EXERCISE BRIEF => Wherever a line holds the string "постоји", copy that line.

Stored records =>
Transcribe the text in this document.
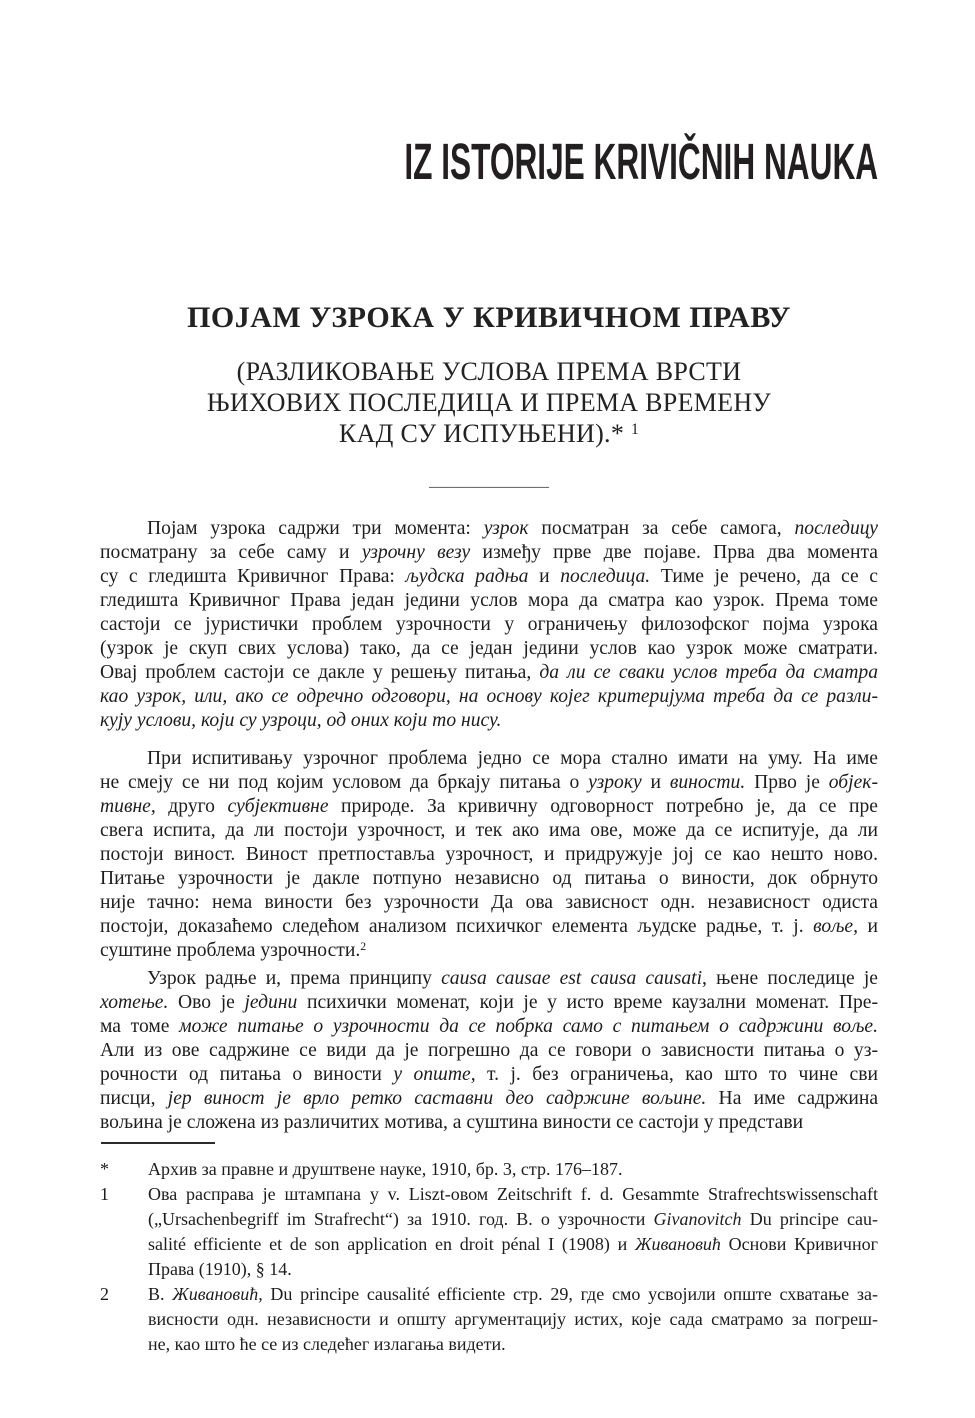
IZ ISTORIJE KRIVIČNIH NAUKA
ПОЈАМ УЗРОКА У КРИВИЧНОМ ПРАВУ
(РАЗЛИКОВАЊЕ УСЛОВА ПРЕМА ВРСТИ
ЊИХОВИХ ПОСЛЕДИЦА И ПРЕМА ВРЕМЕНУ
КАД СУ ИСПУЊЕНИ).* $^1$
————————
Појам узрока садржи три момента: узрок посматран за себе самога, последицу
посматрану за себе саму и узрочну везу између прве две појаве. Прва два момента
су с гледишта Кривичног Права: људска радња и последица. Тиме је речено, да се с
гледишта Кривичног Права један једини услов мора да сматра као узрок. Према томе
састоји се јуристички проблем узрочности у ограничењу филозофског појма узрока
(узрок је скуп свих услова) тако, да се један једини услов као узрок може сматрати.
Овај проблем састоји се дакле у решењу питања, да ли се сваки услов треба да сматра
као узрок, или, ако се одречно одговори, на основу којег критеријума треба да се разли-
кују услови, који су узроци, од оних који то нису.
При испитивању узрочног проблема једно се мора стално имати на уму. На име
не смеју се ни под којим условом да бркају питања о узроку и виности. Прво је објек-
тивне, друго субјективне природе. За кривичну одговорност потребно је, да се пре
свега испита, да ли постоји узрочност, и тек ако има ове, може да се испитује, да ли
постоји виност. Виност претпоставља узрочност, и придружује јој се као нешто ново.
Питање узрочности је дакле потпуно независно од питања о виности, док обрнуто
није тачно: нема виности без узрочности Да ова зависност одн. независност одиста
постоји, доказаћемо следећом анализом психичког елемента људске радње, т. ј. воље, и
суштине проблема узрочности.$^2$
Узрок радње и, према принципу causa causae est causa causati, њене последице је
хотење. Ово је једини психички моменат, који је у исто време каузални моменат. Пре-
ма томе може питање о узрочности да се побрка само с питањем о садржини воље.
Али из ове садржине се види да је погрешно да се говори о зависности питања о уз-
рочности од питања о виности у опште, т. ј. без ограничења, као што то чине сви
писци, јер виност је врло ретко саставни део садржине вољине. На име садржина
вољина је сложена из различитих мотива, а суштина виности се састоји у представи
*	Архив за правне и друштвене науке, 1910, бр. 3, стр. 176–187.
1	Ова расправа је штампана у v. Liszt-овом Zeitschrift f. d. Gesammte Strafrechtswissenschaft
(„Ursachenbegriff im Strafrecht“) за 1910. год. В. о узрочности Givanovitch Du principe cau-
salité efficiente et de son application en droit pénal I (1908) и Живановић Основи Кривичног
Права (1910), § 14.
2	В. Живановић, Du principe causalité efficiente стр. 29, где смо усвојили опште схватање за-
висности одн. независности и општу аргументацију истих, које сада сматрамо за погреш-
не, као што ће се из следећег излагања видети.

---

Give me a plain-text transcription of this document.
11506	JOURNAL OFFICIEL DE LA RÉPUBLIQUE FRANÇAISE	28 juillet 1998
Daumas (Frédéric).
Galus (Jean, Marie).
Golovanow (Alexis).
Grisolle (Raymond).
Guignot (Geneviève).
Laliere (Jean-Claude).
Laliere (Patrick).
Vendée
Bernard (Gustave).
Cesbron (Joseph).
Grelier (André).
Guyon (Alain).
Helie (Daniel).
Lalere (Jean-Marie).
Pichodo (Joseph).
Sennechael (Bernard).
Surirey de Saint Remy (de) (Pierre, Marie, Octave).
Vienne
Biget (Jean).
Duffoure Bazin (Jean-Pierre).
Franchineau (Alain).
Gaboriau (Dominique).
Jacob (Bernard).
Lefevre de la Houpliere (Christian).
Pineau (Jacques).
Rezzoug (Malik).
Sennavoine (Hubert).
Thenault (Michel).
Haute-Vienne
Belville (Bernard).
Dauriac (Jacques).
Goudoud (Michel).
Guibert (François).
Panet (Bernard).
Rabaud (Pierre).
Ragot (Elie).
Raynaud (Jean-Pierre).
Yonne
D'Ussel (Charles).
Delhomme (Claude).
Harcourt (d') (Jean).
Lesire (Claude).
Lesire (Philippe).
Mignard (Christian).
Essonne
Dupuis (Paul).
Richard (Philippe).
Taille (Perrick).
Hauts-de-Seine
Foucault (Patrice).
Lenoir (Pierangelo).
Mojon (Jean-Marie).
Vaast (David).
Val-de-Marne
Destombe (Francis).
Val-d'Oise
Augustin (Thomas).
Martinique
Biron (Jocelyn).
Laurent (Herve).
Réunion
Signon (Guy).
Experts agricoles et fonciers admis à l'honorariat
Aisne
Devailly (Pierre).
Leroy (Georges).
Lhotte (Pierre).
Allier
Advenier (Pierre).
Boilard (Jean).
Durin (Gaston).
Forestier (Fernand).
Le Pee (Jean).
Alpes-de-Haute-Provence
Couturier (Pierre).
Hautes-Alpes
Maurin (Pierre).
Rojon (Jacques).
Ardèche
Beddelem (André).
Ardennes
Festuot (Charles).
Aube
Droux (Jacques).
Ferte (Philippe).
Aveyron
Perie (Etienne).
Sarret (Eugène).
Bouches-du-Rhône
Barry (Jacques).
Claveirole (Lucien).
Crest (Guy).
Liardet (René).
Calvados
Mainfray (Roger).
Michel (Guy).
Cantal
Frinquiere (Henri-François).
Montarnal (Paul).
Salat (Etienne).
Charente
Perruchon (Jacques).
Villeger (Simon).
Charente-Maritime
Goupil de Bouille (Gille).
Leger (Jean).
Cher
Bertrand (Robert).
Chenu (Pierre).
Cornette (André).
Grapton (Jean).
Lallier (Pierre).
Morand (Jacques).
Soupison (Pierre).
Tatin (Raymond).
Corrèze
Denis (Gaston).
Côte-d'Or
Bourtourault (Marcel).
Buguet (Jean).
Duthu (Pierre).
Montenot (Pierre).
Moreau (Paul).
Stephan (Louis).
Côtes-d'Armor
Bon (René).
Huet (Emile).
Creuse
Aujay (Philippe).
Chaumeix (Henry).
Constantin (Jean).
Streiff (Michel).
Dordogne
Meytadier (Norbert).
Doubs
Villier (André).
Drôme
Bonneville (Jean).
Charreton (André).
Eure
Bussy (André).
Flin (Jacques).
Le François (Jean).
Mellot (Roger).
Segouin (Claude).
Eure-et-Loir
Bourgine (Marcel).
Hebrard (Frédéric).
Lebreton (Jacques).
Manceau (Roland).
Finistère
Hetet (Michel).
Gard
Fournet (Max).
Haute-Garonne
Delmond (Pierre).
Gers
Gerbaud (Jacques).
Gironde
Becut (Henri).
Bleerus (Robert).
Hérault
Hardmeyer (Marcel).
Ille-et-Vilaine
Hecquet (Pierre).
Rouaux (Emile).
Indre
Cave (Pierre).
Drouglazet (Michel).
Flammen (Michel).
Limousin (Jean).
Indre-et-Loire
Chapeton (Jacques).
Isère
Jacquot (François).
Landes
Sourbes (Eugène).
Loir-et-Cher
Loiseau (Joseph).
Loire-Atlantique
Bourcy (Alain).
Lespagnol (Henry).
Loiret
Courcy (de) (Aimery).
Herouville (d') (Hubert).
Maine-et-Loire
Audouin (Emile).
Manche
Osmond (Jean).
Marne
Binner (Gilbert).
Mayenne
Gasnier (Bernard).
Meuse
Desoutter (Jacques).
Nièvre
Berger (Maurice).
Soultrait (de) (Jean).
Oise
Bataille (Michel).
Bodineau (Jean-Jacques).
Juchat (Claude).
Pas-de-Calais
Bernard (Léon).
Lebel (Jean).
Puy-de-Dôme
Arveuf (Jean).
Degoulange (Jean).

SOLVED PROBLEM =>
свега испита, да ли постоји узрочност, и тек ако има ове, може да се испитује, да ли
постоји виност. Виност претпоставља узрочност, и придружује јој се као нешто ново.
постоји, доказаћемо следећом анализом психичког елемента људске радње, т. ј. воље, и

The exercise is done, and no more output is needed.